■ **Exercise details**
Set down each record below precisely, skipping the pictures.

#### Data for processing

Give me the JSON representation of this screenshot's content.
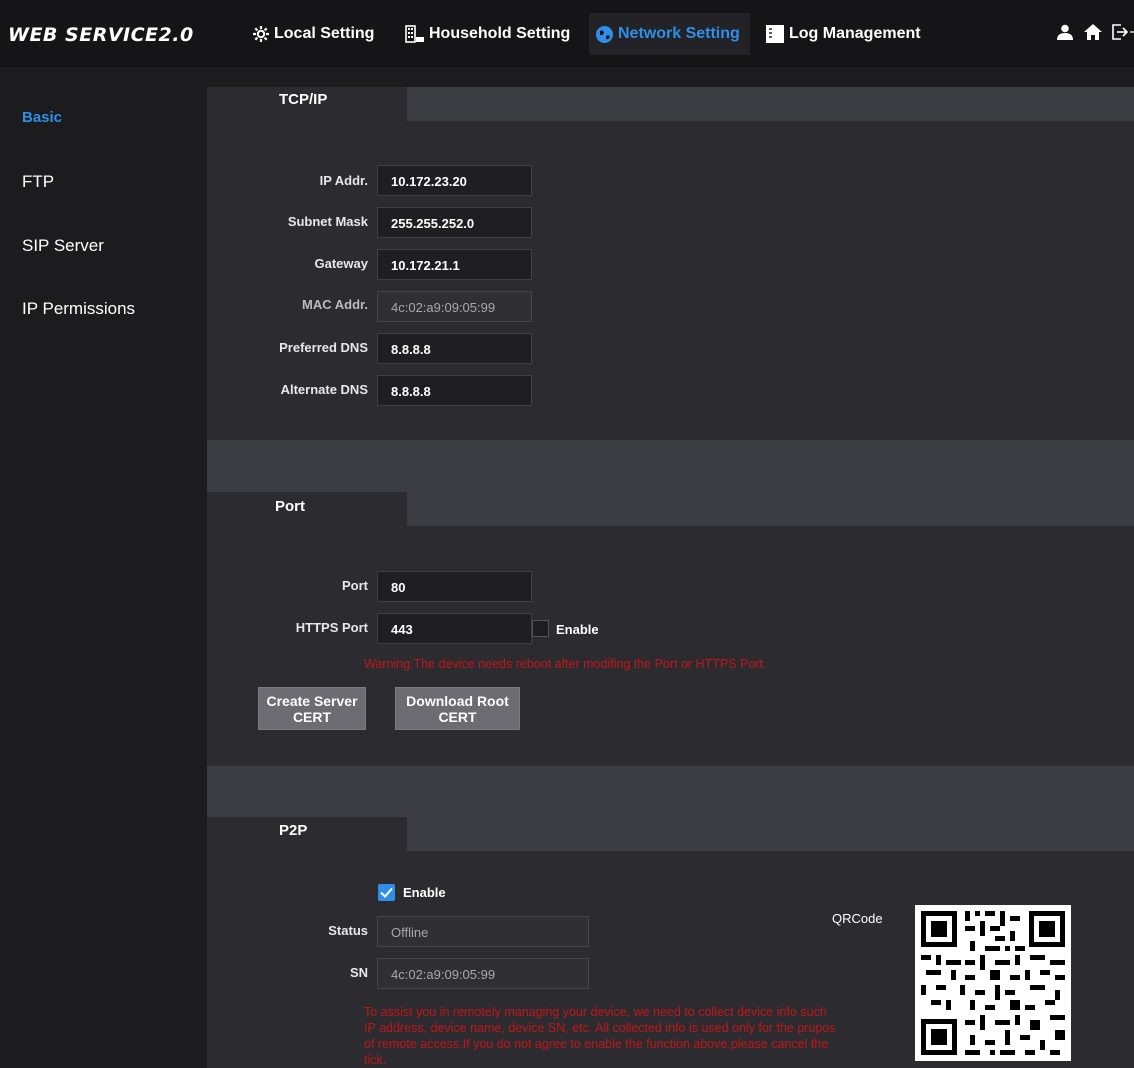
{
  "app": {
    "title": "WEB SERVICE2.0"
  },
  "nav": {
    "local": "Local Setting",
    "household": "Household Setting",
    "network": "Network Setting",
    "log": "Log Management"
  },
  "sidebar": {
    "items": [
      {
        "label": "Basic",
        "active": true
      },
      {
        "label": "FTP"
      },
      {
        "label": "SIP Server"
      },
      {
        "label": "IP Permissions"
      }
    ]
  },
  "tcpip": {
    "title": "TCP/IP",
    "ip_label": "IP Addr.",
    "ip_value": "10.172.23.20",
    "mask_label": "Subnet Mask",
    "mask_value": "255.255.252.0",
    "gw_label": "Gateway",
    "gw_value": "10.172.21.1",
    "mac_label": "MAC Addr.",
    "mac_value": "4c:02:a9:09:05:99",
    "dns1_label": "Preferred DNS",
    "dns1_value": "8.8.8.8",
    "dns2_label": "Alternate DNS",
    "dns2_value": "8.8.8.8"
  },
  "port": {
    "title": "Port",
    "port_label": "Port",
    "port_value": "80",
    "https_label": "HTTPS Port",
    "https_value": "443",
    "https_enable_label": "Enable",
    "warning": "Warning:The device needs reboot after modifing the Port or HTTPS Port.",
    "create_btn_1": "Create Server",
    "create_btn_2": "CERT",
    "download_btn_1": "Download Root",
    "download_btn_2": "CERT"
  },
  "p2p": {
    "title": "P2P",
    "enable_label": "Enable",
    "status_label": "Status",
    "status_value": "Offline",
    "sn_label": "SN",
    "sn_value": "4c:02:a9:09:05:99",
    "qrcode_label": "QRCode",
    "notice_1": "To assist you in remotely managing your device, we need to collect device info such",
    "notice_2": "IP address, device name, device SN, etc. All collected info is used only for the prupos",
    "notice_3": "of remote access.If you do not agree to enable the function above,please cancel the",
    "notice_4": "tick."
  },
  "colors": {
    "accent": "#2f8fe8",
    "warning": "#c0161a",
    "panel": "#2c2c30",
    "band": "#3c3c43"
  }
}
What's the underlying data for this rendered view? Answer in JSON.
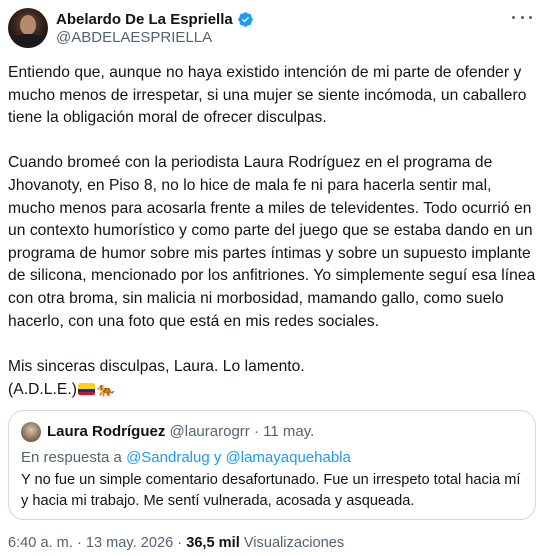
{
  "author": {
    "display_name": "Abelardo De La Espriella",
    "handle": "@ABDELAESPRIELLA",
    "verified_color": "#1d9bf0"
  },
  "tweet": {
    "paragraph_1": "Entiendo que, aunque no haya existido intención de mi parte de ofender y mucho menos de irrespetar, si una mujer se siente incómoda, un caballero tiene la obligación moral de ofrecer disculpas.",
    "paragraph_2": "Cuando bromeé con la periodista Laura Rodríguez en el programa de Jhovanoty, en Piso 8, no lo hice de mala fe ni para hacerla sentir mal, mucho menos para acosarla frente a miles de televidentes. Todo ocurrió en un contexto humorístico y como parte del juego que se estaba dando en un programa de humor sobre mis partes íntimas y sobre un supuesto implante de silicona, mencionado por los anfitriones. Yo simplemente seguí esa línea con otra broma, sin malicia ni morbosidad, mamando gallo, como suelo hacerlo, con una foto que está en mis redes sociales.",
    "paragraph_3": "Mis sinceras disculpas, Laura. Lo lamento.",
    "signature": "(A.D.L.E.)",
    "emoji_icons": [
      "colombia-flag-icon",
      "tiger-icon"
    ]
  },
  "quoted_tweet": {
    "display_name": "Laura Rodríguez",
    "meta": "@laurarogrr · 11 may.",
    "reply_prefix": "En respuesta a",
    "reply_mentions": "@Sandralug y @lamayaquehabla",
    "text": "Y no fue un simple comentario desafortunado. Fue un irrespeto total hacia mí y hacia mi trabajo. Me sentí vulnerada, acosada y asqueada."
  },
  "footer": {
    "timestamp": "6:40 a. m. · 13 may. 2026 ·",
    "views_count": "36,5 mil",
    "views_label": "Visualizaciones"
  }
}
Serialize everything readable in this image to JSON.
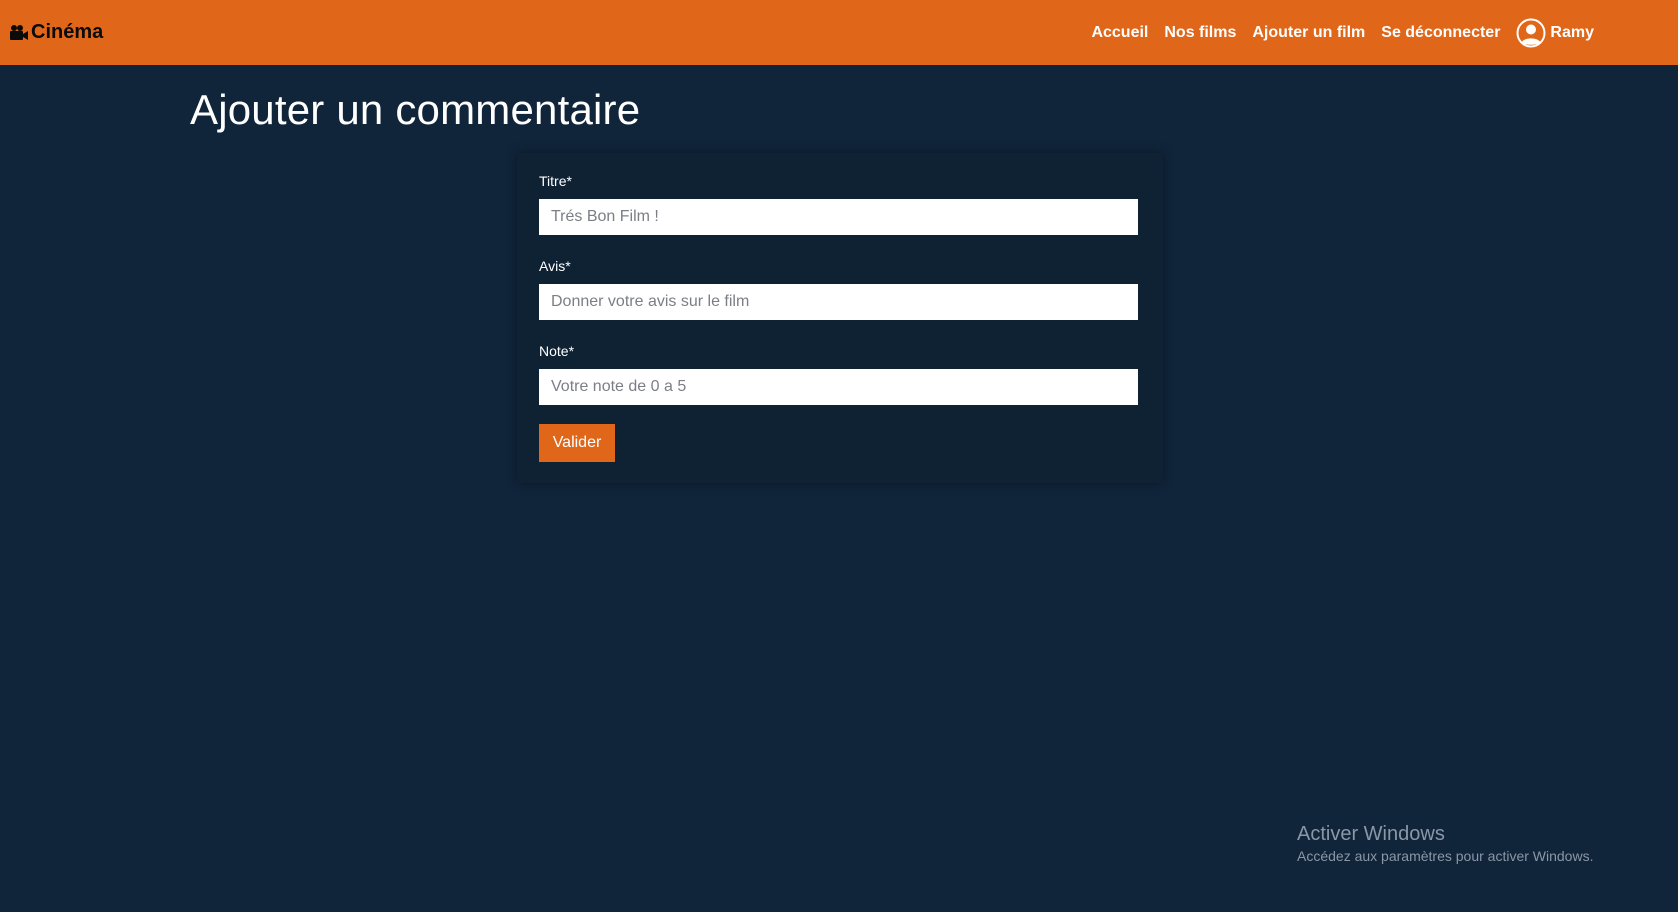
{
  "navbar": {
    "brand": "Cinéma",
    "brand_icon": "video-camera-icon",
    "links": {
      "home": "Accueil",
      "films": "Nos films",
      "add_film": "Ajouter un film",
      "logout": "Se déconnecter"
    },
    "user": {
      "name": "Ramy",
      "icon": "user-circle-icon"
    }
  },
  "main": {
    "title": "Ajouter un commentaire"
  },
  "form": {
    "title_field": {
      "label": "Titre*",
      "placeholder": "Trés Bon Film !",
      "value": ""
    },
    "review_field": {
      "label": "Avis*",
      "placeholder": "Donner votre avis sur le film",
      "value": ""
    },
    "rating_field": {
      "label": "Note*",
      "placeholder": "Votre note de 0 a 5",
      "value": ""
    },
    "submit_label": "Valider"
  },
  "watermark": {
    "title": "Activer Windows",
    "subtitle": "Accédez aux paramètres pour activer Windows."
  },
  "colors": {
    "accent": "#e0671a",
    "background": "#10243a",
    "card": "#0f2234"
  }
}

########

■ **Exercise response**
Give me the JSON representation of this screenshot's content.
{
  "app": {
    "title": "WEB SERVICE2.0"
  },
  "nav": {
    "local": "Local Setting",
    "household": "Household Setting",
    "network": "Network Setting",
    "log": "Log Management"
  },
  "sidebar": {
    "items": [
      {
        "label": "Basic",
        "active": true
      },
      {
        "label": "FTP"
      },
      {
        "label": "SIP Server"
      },
      {
        "label": "IP Permissions"
      }
    ]
  },
  "tcpip": {
    "title": "TCP/IP",
    "ip_label": "IP Addr.",
    "ip_value": "10.172.23.20",
    "mask_label": "Subnet Mask",
    "mask_value": "255.255.252.0",
    "gw_label": "Gateway",
    "gw_value": "10.172.21.1",
    "mac_label": "MAC Addr.",
    "mac_value": "4c:02:a9:09:05:99",
    "dns1_label": "Preferred DNS",
    "dns1_value": "8.8.8.8",
    "dns2_label": "Alternate DNS",
    "dns2_value": "8.8.8.8"
  },
  "port": {
    "title": "Port",
    "port_label": "Port",
    "port_value": "80",
    "https_label": "HTTPS Port",
    "https_value": "443",
    "https_enable_label": "Enable",
    "warning": "Warning:The device needs reboot after modifing the Port or HTTPS Port.",
    "create_btn_1": "Create Server",
    "create_btn_2": "CERT",
    "download_btn_1": "Download Root",
    "download_btn_2": "CERT"
  },
  "p2p": {
    "title": "P2P",
    "enable_label": "Enable",
    "status_label": "Status",
    "status_value": "Offline",
    "sn_label": "SN",
    "sn_value": "4c:02:a9:09:05:99",
    "qrcode_label": "QRCode",
    "notice_1": "To assist you in remotely managing your device, we need to collect device info such",
    "notice_2": "IP address, device name, device SN, etc. All collected info is used only for the prupos",
    "notice_3": "of remote access.If you do not agree to enable the function above,please cancel the",
    "notice_4": "tick."
  },
  "colors": {
    "accent": "#2f8fe8",
    "warning": "#c0161a",
    "panel": "#2c2c30",
    "band": "#3c3c43"
  }
}
What's the underlying data for this rendered view? Answer in JSON.
{
  "author": {
    "display_name": "Abelardo De La Espriella",
    "handle": "@ABDELAESPRIELLA",
    "verified_color": "#1d9bf0"
  },
  "tweet": {
    "paragraph_1": "Entiendo que, aunque no haya existido intención de mi parte de ofender y mucho menos de irrespetar, si una mujer se siente incómoda, un caballero tiene la obligación moral de ofrecer disculpas.",
    "paragraph_2": "Cuando bromeé con la periodista Laura Rodríguez en el programa de Jhovanoty, en Piso 8, no lo hice de mala fe ni para hacerla sentir mal, mucho menos para acosarla frente a miles de televidentes. Todo ocurrió en un contexto humorístico y como parte del juego que se estaba dando en un programa de humor sobre mis partes íntimas y sobre un supuesto implante de silicona, mencionado por los anfitriones. Yo simplemente seguí esa línea con otra broma, sin malicia ni morbosidad, mamando gallo, como suelo hacerlo, con una foto que está en mis redes sociales.",
    "paragraph_3": "Mis sinceras disculpas, Laura. Lo lamento.",
    "signature": "(A.D.L.E.)",
    "emoji_icons": [
      "colombia-flag-icon",
      "tiger-icon"
    ]
  },
  "quoted_tweet": {
    "display_name": "Laura Rodríguez",
    "meta": "@laurarogrr · 11 may.",
    "reply_prefix": "En respuesta a",
    "reply_mentions": "@Sandralug y @lamayaquehabla",
    "text": "Y no fue un simple comentario desafortunado. Fue un irrespeto total hacia mí y hacia mi trabajo. Me sentí vulnerada, acosada y asqueada."
  },
  "footer": {
    "timestamp": "6:40 a. m. · 13 may. 2026 ·",
    "views_count": "36,5 mil",
    "views_label": "Visualizaciones"
  }
}
Serialize everything readable in this image to JSON.
{
  "navbar": {
    "brand": "Cinéma",
    "brand_icon": "video-camera-icon",
    "links": {
      "home": "Accueil",
      "films": "Nos films",
      "add_film": "Ajouter un film",
      "logout": "Se déconnecter"
    },
    "user": {
      "name": "Ramy",
      "icon": "user-circle-icon"
    }
  },
  "main": {
    "title": "Ajouter un commentaire"
  },
  "form": {
    "title_field": {
      "label": "Titre*",
      "placeholder": "Trés Bon Film !",
      "value": ""
    },
    "review_field": {
      "label": "Avis*",
      "placeholder": "Donner votre avis sur le film",
      "value": ""
    },
    "rating_field": {
      "label": "Note*",
      "placeholder": "Votre note de 0 a 5",
      "value": ""
    },
    "submit_label": "Valider"
  },
  "watermark": {
    "title": "Activer Windows",
    "subtitle": "Accédez aux paramètres pour activer Windows."
  },
  "colors": {
    "accent": "#e0671a",
    "background": "#10243a",
    "card": "#0f2234"
  }
}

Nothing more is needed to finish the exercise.